REQUIREMENTS:
Show all lines holding the string "species".

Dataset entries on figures
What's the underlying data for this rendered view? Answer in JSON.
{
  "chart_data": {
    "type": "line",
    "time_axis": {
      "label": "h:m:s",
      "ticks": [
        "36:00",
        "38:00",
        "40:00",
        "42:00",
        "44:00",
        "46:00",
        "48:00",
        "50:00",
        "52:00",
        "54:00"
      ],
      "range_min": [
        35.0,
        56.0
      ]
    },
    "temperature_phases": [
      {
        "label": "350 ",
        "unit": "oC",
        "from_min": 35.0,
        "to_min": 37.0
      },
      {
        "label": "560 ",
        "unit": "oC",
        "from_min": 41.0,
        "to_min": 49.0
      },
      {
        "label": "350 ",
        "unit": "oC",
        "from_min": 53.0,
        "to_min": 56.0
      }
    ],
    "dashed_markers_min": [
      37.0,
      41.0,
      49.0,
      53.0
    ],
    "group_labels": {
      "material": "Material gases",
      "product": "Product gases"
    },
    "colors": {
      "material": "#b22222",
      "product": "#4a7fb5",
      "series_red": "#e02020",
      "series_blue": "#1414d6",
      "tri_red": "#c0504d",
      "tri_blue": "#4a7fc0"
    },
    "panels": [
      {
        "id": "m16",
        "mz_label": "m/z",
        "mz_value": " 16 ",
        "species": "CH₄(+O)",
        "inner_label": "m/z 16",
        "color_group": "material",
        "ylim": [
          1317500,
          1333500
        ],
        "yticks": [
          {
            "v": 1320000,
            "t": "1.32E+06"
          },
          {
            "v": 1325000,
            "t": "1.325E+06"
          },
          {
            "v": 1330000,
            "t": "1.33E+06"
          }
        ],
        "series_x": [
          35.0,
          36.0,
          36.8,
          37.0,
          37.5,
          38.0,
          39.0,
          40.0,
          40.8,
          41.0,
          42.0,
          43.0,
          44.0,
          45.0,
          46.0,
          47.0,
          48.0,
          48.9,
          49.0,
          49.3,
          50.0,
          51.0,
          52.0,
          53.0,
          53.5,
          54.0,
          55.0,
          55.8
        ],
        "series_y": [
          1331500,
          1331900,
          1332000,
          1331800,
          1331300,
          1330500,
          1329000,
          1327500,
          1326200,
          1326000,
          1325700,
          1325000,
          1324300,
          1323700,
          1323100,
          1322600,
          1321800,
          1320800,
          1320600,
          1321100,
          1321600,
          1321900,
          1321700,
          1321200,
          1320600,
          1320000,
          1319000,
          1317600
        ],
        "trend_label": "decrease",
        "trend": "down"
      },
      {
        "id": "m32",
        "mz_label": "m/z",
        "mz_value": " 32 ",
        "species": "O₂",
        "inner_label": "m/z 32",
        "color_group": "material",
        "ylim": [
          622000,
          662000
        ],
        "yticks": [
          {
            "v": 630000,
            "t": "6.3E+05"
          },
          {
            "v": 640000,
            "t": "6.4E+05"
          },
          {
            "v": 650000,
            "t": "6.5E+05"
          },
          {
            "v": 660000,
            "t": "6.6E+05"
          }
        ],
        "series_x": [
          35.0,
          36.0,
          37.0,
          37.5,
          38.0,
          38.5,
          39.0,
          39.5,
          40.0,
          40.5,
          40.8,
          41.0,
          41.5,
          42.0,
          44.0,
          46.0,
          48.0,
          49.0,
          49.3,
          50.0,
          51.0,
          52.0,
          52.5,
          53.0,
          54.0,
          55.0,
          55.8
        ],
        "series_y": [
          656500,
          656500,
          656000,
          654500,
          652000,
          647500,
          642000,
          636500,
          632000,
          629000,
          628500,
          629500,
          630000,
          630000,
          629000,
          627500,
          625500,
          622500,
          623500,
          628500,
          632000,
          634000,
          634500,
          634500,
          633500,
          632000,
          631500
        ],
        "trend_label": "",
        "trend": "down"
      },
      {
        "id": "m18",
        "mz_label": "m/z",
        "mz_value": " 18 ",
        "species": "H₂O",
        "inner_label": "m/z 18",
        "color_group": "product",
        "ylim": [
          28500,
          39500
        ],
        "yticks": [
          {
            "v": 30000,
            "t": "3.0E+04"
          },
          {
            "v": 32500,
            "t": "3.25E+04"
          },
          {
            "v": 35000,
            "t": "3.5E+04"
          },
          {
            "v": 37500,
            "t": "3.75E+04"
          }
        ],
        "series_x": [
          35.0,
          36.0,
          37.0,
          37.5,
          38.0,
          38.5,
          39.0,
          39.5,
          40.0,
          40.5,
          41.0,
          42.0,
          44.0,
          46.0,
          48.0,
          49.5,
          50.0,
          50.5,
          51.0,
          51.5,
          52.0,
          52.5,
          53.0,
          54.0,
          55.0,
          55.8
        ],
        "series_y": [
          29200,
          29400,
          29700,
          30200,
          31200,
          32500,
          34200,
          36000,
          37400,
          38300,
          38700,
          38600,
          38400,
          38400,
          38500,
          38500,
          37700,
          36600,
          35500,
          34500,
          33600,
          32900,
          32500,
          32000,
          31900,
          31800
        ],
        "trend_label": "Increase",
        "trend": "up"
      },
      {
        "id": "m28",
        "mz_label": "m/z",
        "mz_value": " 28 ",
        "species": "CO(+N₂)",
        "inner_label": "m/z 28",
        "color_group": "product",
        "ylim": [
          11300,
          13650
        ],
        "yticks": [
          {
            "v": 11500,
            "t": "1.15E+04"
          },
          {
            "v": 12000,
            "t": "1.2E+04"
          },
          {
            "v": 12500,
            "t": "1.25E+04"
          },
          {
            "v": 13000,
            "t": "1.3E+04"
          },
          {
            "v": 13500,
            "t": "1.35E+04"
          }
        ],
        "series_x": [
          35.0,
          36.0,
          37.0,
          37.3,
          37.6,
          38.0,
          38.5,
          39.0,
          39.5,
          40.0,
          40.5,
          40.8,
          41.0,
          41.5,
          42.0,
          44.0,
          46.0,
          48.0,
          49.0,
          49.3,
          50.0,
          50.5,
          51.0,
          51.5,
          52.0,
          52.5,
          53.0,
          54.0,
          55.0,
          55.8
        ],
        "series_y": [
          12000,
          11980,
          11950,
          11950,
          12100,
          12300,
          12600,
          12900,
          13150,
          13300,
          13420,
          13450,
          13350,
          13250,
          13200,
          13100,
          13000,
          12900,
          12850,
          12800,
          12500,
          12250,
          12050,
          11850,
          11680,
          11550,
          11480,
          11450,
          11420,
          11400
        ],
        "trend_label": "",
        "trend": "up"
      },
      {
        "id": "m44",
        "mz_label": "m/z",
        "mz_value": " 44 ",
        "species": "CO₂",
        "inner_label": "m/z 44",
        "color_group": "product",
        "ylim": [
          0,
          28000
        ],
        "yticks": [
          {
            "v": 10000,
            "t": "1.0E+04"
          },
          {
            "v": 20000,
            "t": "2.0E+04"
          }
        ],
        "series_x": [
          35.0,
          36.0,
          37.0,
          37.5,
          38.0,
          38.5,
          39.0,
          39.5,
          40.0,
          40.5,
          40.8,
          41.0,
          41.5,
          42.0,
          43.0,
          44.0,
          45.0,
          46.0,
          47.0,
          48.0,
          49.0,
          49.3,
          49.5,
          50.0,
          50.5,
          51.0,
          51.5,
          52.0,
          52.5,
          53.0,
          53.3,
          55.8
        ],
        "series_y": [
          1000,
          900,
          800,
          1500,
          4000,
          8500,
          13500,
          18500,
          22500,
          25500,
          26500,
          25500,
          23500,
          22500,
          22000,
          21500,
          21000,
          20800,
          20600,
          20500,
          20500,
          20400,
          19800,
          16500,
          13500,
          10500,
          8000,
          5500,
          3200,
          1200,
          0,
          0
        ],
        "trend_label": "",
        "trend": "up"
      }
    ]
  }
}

RESPONSE BELOW:
        "species": "CH₄(+O)",
        "species": "O₂",
        "species": "H₂O",
        "species": "CO(+N₂)",
        "species": "CO₂",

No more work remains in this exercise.